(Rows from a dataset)
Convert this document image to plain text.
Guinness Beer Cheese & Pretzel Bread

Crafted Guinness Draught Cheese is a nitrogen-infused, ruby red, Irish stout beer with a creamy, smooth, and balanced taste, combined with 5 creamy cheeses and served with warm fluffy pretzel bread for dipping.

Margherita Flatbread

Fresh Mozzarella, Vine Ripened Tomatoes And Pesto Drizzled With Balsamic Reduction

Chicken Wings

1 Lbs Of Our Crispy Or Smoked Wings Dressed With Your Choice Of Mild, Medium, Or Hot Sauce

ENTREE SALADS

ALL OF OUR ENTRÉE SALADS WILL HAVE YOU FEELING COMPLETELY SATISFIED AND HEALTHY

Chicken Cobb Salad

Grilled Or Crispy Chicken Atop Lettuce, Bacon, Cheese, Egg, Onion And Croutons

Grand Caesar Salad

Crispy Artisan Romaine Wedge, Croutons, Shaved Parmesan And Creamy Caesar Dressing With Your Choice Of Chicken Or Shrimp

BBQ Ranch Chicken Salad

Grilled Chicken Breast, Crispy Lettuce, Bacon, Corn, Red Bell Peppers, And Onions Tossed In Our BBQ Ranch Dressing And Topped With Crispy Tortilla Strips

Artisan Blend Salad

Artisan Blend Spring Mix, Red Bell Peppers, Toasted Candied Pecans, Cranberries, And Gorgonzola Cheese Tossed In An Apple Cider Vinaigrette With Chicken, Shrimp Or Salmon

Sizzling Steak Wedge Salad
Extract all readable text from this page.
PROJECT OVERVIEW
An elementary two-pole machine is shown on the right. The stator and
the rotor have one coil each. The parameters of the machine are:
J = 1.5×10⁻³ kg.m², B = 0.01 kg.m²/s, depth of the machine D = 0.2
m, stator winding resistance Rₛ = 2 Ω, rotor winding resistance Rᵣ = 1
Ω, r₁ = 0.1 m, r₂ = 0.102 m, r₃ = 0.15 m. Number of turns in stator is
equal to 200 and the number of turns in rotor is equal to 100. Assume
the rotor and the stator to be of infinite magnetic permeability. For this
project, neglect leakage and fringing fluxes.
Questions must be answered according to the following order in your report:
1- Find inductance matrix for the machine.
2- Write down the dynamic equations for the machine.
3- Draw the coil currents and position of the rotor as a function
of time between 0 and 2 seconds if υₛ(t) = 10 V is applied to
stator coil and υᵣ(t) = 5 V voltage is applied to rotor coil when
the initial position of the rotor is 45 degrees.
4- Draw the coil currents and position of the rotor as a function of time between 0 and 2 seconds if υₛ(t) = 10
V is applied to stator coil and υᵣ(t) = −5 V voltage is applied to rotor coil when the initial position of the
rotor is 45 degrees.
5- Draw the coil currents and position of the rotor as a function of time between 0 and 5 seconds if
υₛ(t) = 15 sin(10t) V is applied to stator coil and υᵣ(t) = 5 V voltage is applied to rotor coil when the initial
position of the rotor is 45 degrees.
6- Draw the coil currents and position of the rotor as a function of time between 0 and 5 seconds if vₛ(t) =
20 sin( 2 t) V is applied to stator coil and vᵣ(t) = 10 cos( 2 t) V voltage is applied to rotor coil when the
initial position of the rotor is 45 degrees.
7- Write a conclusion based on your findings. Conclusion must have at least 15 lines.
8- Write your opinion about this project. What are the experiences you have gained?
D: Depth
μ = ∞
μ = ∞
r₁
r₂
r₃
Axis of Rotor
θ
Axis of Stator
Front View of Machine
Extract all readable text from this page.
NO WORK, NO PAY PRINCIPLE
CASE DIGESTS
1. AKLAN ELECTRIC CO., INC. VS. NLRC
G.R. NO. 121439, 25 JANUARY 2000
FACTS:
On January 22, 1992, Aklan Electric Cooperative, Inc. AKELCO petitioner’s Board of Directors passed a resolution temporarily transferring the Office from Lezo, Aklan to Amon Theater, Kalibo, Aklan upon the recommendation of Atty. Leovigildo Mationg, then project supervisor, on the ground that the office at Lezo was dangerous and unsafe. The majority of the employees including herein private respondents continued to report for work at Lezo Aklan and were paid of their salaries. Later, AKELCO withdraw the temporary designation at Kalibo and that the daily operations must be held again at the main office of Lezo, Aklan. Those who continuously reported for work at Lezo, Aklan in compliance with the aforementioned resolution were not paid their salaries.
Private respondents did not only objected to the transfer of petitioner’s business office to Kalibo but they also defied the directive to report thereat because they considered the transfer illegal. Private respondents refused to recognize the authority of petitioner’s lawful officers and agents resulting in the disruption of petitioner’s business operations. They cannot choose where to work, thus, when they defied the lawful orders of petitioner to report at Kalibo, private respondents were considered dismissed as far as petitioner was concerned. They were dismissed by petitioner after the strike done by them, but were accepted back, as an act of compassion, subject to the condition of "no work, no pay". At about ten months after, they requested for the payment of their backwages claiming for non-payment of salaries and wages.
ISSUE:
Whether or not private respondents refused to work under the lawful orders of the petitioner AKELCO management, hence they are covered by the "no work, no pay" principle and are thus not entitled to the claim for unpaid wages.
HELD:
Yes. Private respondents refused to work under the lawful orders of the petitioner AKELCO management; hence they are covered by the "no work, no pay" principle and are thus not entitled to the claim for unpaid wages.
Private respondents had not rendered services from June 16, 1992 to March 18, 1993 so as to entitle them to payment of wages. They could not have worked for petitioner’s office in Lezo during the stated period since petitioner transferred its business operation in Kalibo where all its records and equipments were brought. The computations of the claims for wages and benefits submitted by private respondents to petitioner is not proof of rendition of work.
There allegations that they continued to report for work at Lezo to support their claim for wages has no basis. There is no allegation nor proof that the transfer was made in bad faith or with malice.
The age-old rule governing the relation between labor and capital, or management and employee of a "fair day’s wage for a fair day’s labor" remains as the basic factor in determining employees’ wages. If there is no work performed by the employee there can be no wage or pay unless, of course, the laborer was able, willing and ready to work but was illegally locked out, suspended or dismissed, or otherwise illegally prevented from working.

▸ TASK DETAILS
Repeat all the entries exactly as given.

▸ FINAL RESULT
Convert this document image to plain text.
Guinness Beer Cheese & Pretzel Bread

Crafted Guinness Draught Cheese is a nitrogen-infused, ruby red, Irish stout beer with a creamy, smooth, and balanced taste, combined with 5 creamy cheeses and served with warm fluffy pretzel bread for dipping.

Margherita Flatbread

Fresh Mozzarella, Vine Ripened Tomatoes And Pesto Drizzled With Balsamic Reduction

Chicken Wings

1 Lbs Of Our Crispy Or Smoked Wings Dressed With Your Choice Of Mild, Medium, Or Hot Sauce

ENTREE SALADS

ALL OF OUR ENTRÉE SALADS WILL HAVE YOU FEELING COMPLETELY SATISFIED AND HEALTHY

Chicken Cobb Salad

Grilled Or Crispy Chicken Atop Lettuce, Bacon, Cheese, Egg, Onion And Croutons

Grand Caesar Salad

Crispy Artisan Romaine Wedge, Croutons, Shaved Parmesan And Creamy Caesar Dressing With Your Choice Of Chicken Or Shrimp

BBQ Ranch Chicken Salad

Grilled Chicken Breast, Crispy Lettuce, Bacon, Corn, Red Bell Peppers, And Onions Tossed In Our BBQ Ranch Dressing And Topped With Crispy Tortilla Strips

Artisan Blend Salad

Artisan Blend Spring Mix, Red Bell Peppers, Toasted Candied Pecans, Cranberries, And Gorgonzola Cheese Tossed In An Apple Cider Vinaigrette With Chicken, Shrimp Or Salmon

Sizzling Steak Wedge Salad
Extract all readable text from this page.
PROJECT OVERVIEW
An elementary two-pole machine is shown on the right. The stator and
the rotor have one coil each. The parameters of the machine are:
J = 1.5×10⁻³ kg.m², B = 0.01 kg.m²/s, depth of the machine D = 0.2
m, stator winding resistance Rₛ = 2 Ω, rotor winding resistance Rᵣ = 1
Ω, r₁ = 0.1 m, r₂ = 0.102 m, r₃ = 0.15 m. Number of turns in stator is
equal to 200 and the number of turns in rotor is equal to 100. Assume
the rotor and the stator to be of infinite magnetic permeability. For this
project, neglect leakage and fringing fluxes.
Questions must be answered according to the following order in your report:
1- Find inductance matrix for the machine.
2- Write down the dynamic equations for the machine.
3- Draw the coil currents and position of the rotor as a function
of time between 0 and 2 seconds if υₛ(t) = 10 V is applied to
stator coil and υᵣ(t) = 5 V voltage is applied to rotor coil when
the initial position of the rotor is 45 degrees.
4- Draw the coil currents and position of the rotor as a function of time between 0 and 2 seconds if υₛ(t) = 10
V is applied to stator coil and υᵣ(t) = −5 V voltage is applied to rotor coil when the initial position of the
rotor is 45 degrees.
5- Draw the coil currents and position of the rotor as a function of time between 0 and 5 seconds if
υₛ(t) = 15 sin(10t) V is applied to stator coil and υᵣ(t) = 5 V voltage is applied to rotor coil when the initial
position of the rotor is 45 degrees.
6- Draw the coil currents and position of the rotor as a function of time between 0 and 5 seconds if vₛ(t) =
20 sin( 2 t) V is applied to stator coil and vᵣ(t) = 10 cos( 2 t) V voltage is applied to rotor coil when the
initial position of the rotor is 45 degrees.
7- Write a conclusion based on your findings. Conclusion must have at least 15 lines.
8- Write your opinion about this project. What are the experiences you have gained?
D: Depth
μ = ∞
μ = ∞
r₁
r₂
r₃
Axis of Rotor
θ
Axis of Stator
Front View of Machine
Extract all readable text from this page.
NO WORK, NO PAY PRINCIPLE
CASE DIGESTS
1. AKLAN ELECTRIC CO., INC. VS. NLRC
G.R. NO. 121439, 25 JANUARY 2000
FACTS:
On January 22, 1992, Aklan Electric Cooperative, Inc. AKELCO petitioner’s Board of Directors passed a resolution temporarily transferring the Office from Lezo, Aklan to Amon Theater, Kalibo, Aklan upon the recommendation of Atty. Leovigildo Mationg, then project supervisor, on the ground that the office at Lezo was dangerous and unsafe. The majority of the employees including herein private respondents continued to report for work at Lezo Aklan and were paid of their salaries. Later, AKELCO withdraw the temporary designation at Kalibo and that the daily operations must be held again at the main office of Lezo, Aklan. Those who continuously reported for work at Lezo, Aklan in compliance with the aforementioned resolution were not paid their salaries.
Private respondents did not only objected to the transfer of petitioner’s business office to Kalibo but they also defied the directive to report thereat because they considered the transfer illegal. Private respondents refused to recognize the authority of petitioner’s lawful officers and agents resulting in the disruption of petitioner’s business operations. They cannot choose where to work, thus, when they defied the lawful orders of petitioner to report at Kalibo, private respondents were considered dismissed as far as petitioner was concerned. They were dismissed by petitioner after the strike done by them, but were accepted back, as an act of compassion, subject to the condition of "no work, no pay". At about ten months after, they requested for the payment of their backwages claiming for non-payment of salaries and wages.
ISSUE:
Whether or not private respondents refused to work under the lawful orders of the petitioner AKELCO management, hence they are covered by the "no work, no pay" principle and are thus not entitled to the claim for unpaid wages.
HELD:
Yes. Private respondents refused to work under the lawful orders of the petitioner AKELCO management; hence they are covered by the "no work, no pay" principle and are thus not entitled to the claim for unpaid wages.
Private respondents had not rendered services from June 16, 1992 to March 18, 1993 so as to entitle them to payment of wages. They could not have worked for petitioner’s office in Lezo during the stated period since petitioner transferred its business operation in Kalibo where all its records and equipments were brought. The computations of the claims for wages and benefits submitted by private respondents to petitioner is not proof of rendition of work.
There allegations that they continued to report for work at Lezo to support their claim for wages has no basis. There is no allegation nor proof that the transfer was made in bad faith or with malice.
The age-old rule governing the relation between labor and capital, or management and employee of a "fair day’s wage for a fair day’s labor" remains as the basic factor in determining employees’ wages. If there is no work performed by the employee there can be no wage or pay unless, of course, the laborer was able, willing and ready to work but was illegally locked out, suspended or dismissed, or otherwise illegally prevented from working.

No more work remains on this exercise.